_Exercise goal_:
Report how many lines of the listing below include the word "almo". Give nothing but the number.

Recorded data:
————————

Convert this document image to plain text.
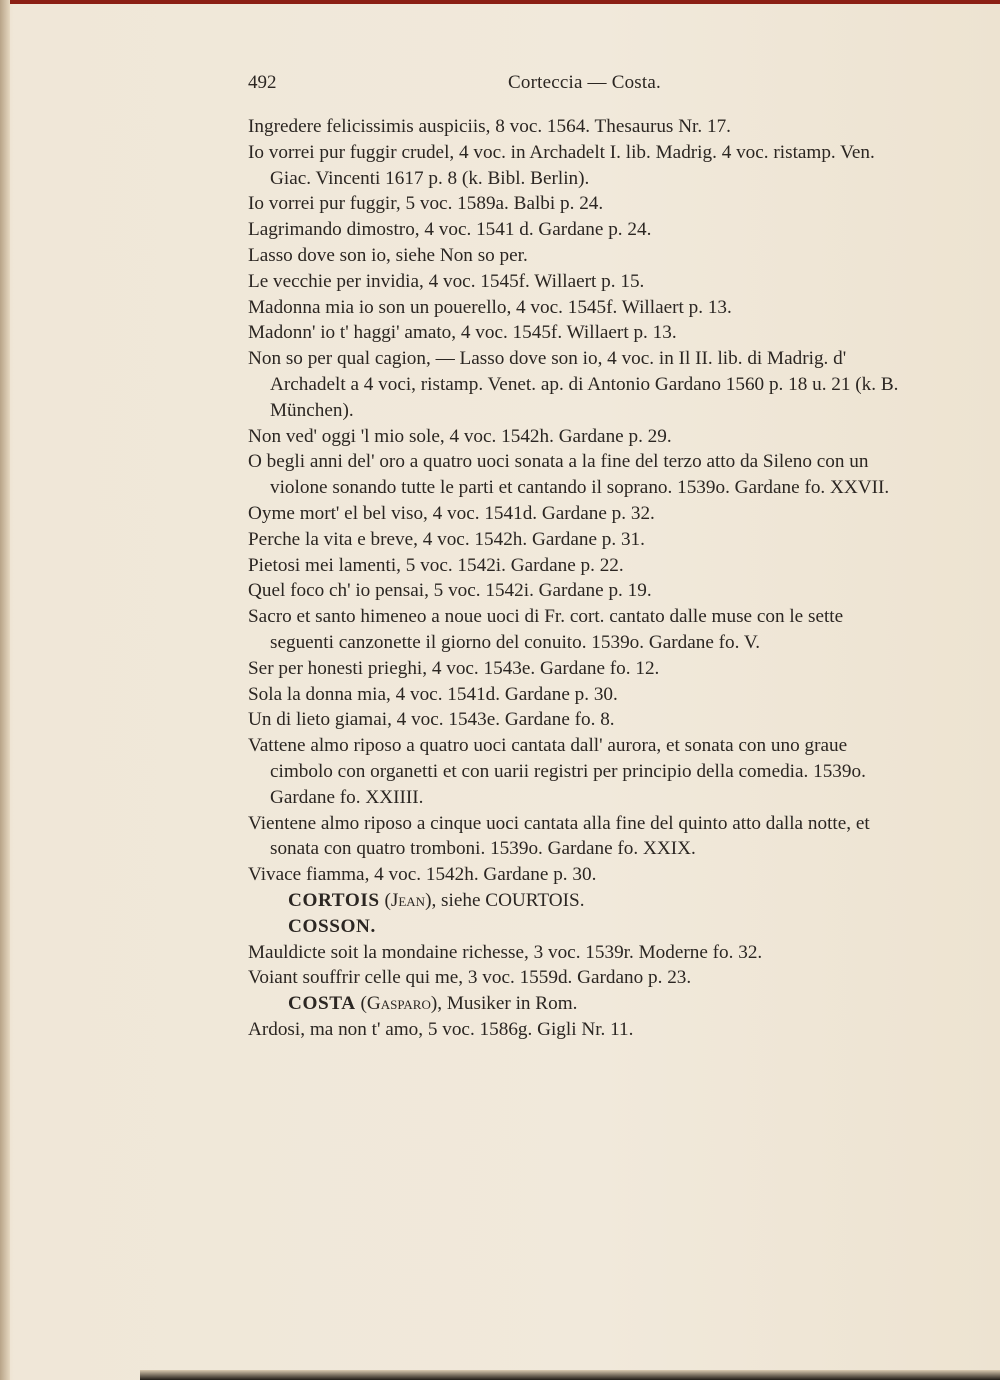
492	Corteccia — Costa.
Ingredere felicissimis auspiciis, 8 voc. 1564. Thesaurus Nr. 17.
Io vorrei pur fuggir crudel, 4 voc. in Archadelt I. lib. Madrig. 4 voc. ristamp. Ven. Giac. Vincenti 1617 p. 8 (k. Bibl. Berlin).
Io vorrei pur fuggir, 5 voc. 1589a. Balbi p. 24.
Lagrimando dimostro, 4 voc. 1541 d. Gardane p. 24.
Lasso dove son io, siehe Non so per.
Le vecchie per invidia, 4 voc. 1545f. Willaert p. 15.
Madonna mia io son un pouerello, 4 voc. 1545f. Willaert p. 13.
Madonn' io t' haggi' amato, 4 voc. 1545f. Willaert p. 13.
Non so per qual cagion, — Lasso dove son io, 4 voc. in Il II. lib. di Madrig. d' Archadelt a 4 voci, ristamp. Venet. ap. di Antonio Gardano 1560 p. 18 u. 21 (k. B. München).
Non ved' oggi 'l mio sole, 4 voc. 1542h. Gardane p. 29.
O begli anni del' oro a quatro uoci sonata a la fine del terzo atto da Sileno con un violone sonando tutte le parti et cantando il soprano. 1539o. Gardane fo. XXVII.
Oyme mort' el bel viso, 4 voc. 1541d. Gardane p. 32.
Perche la vita e breve, 4 voc. 1542h. Gardane p. 31.
Pietosi mei lamenti, 5 voc. 1542i. Gardane p. 22.
Quel foco ch' io pensai, 5 voc. 1542i. Gardane p. 19.
Sacro et santo himeneo a noue uoci di Fr. cort. cantato dalle muse con le sette seguenti canzonette il giorno del conuito. 1539o. Gardane fo. V.
Ser per honesti prieghi, 4 voc. 1543e. Gardane fo. 12.
Sola la donna mia, 4 voc. 1541d. Gardane p. 30.
Un di lieto giamai, 4 voc. 1543e. Gardane fo. 8.
Vattene almo riposo a quatro uoci cantata dall' aurora, et sonata con uno graue cimbolo con organetti et con uarii registri per principio della comedia. 1539o. Gardane fo. XXIIII.
Vientene almo riposo a cinque uoci cantata alla fine del quinto atto dalla notte, et sonata con quatro tromboni. 1539o. Gardane fo. XXIX.
Vivace fiamma, 4 voc. 1542h. Gardane p. 30.
CORTOIS (Jean), siehe COURTOIS.
COSSON.
Mauldicte soit la mondaine richesse, 3 voc. 1539r. Moderne fo. 32.
Voiant souffrir celle qui me, 3 voc. 1559d. Gardano p. 23.
COSTA (Gasparo), Musiker in Rom.
Ardosi, ma non t' amo, 5 voc. 1586g. Gigli Nr. 11.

————————

_Result of this task_:
2